-------- Excerpted data

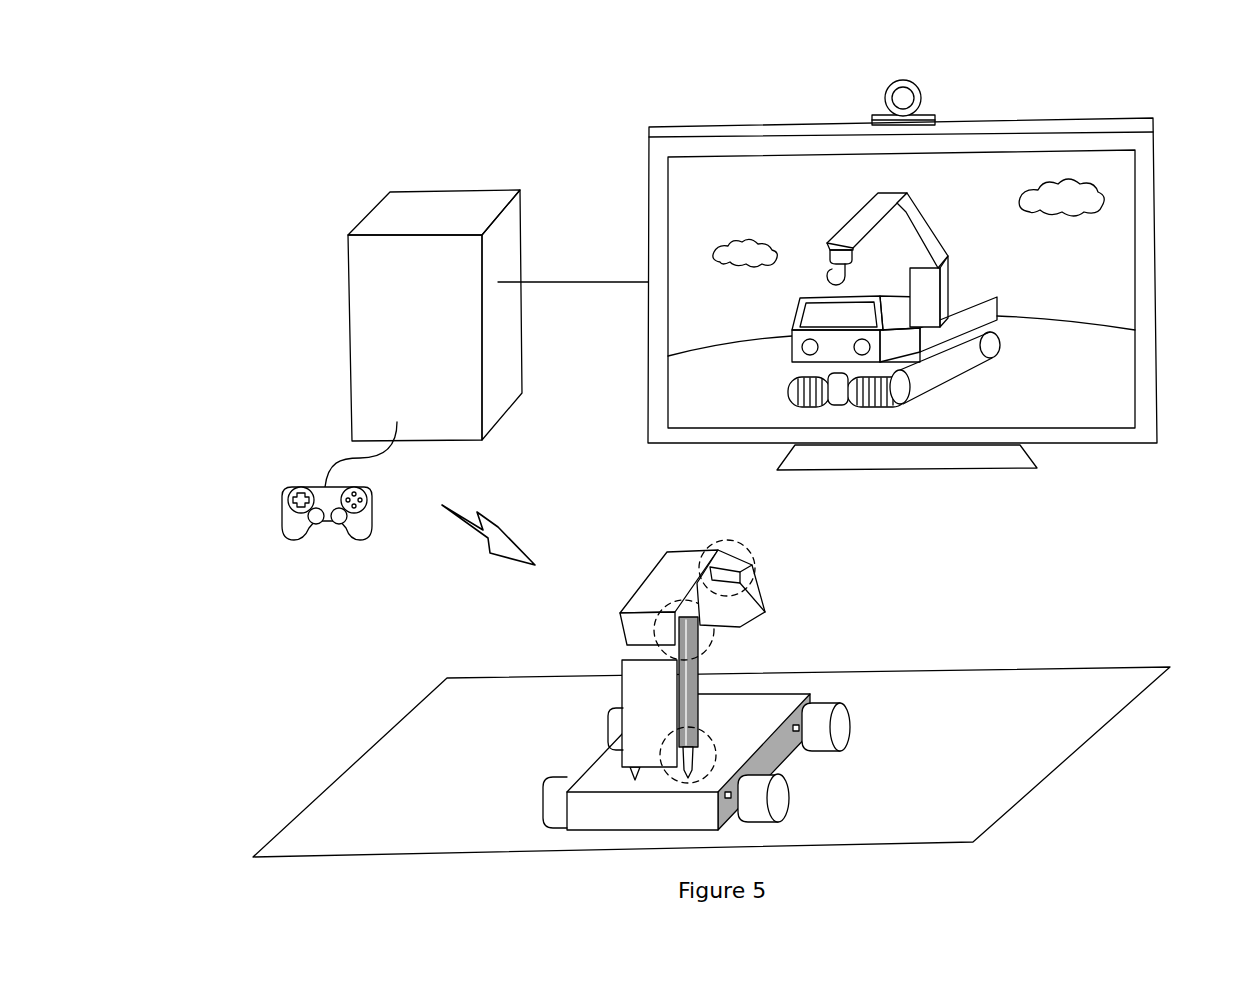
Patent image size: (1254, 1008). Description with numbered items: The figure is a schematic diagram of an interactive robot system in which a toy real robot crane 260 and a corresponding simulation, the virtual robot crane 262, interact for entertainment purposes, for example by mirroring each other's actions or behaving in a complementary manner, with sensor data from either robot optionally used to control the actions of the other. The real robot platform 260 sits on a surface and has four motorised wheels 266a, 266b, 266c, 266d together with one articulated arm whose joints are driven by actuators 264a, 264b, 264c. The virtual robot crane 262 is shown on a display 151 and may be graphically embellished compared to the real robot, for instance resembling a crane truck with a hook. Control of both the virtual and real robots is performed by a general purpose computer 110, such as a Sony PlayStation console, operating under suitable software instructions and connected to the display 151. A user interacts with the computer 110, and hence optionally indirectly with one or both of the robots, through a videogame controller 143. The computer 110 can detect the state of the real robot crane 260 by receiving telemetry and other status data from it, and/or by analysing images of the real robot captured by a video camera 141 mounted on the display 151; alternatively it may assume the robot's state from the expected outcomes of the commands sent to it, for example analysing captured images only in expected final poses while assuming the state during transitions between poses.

The general purpose computer 110 is at (348, 372).
The video camera 141 is at (906, 81).
The videogame controller 143 is at (280, 527).
The display 151 is at (1157, 272).
The real robot crane 260 is at (622, 672).
The virtual robot crane 262 is at (848, 220).
The actuator 264a is at (743, 543).
The actuator 264b is at (715, 647).
The actuator 264c is at (793, 770).
The motorised wheel 266a is at (847, 703).
The motorised wheel 266b is at (787, 813).
The motorised wheel 266c is at (542, 803).
The motorised wheel 266d is at (607, 717).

----------------

Reproduce the data from its beginning through the line containing "The motorised wheel 266a is at (847, 703).", changing "interactive robot system" to "interactive robotic system" and keeping everything else unchanged. Leave the pictures out.

Patent image size: (1254, 1008). Description with numbered items: The figure is a schematic diagram of an interactive robotic system in which a toy real robot crane 260 and a corresponding simulation, the virtual robot crane 262, interact for entertainment purposes, for example by mirroring each other's actions or behaving in a complementary manner, with sensor data from either robot optionally used to control the actions of the other. The real robot platform 260 sits on a surface and has four motorised wheels 266a, 266b, 266c, 266d together with one articulated arm whose joints are driven by actuators 264a, 264b, 264c. The virtual robot crane 262 is shown on a display 151 and may be graphically embellished compared to the real robot, for instance resembling a crane truck with a hook. Control of both the virtual and real robots is performed by a general purpose computer 110, such as a Sony PlayStation console, operating under suitable software instructions and connected to the display 151. A user interacts with the computer 110, and hence optionally indirectly with one or both of the robots, through a videogame controller 143. The computer 110 can detect the state of the real robot crane 260 by receiving telemetry and other status data from it, and/or by analysing images of the real robot captured by a video camera 141 mounted on the display 151; alternatively it may assume the robot's state from the expected outcomes of the commands sent to it, for example analysing captured images only in expected final poses while assuming the state during transitions between poses.

The general purpose computer 110 is at (348, 372).
The video camera 141 is at (906, 81).
The videogame controller 143 is at (280, 527).
The display 151 is at (1157, 272).
The real robot crane 260 is at (622, 672).
The virtual robot crane 262 is at (848, 220).
The actuator 264a is at (743, 543).
The actuator 264b is at (715, 647).
The actuator 264c is at (793, 770).
The motorised wheel 266a is at (847, 703).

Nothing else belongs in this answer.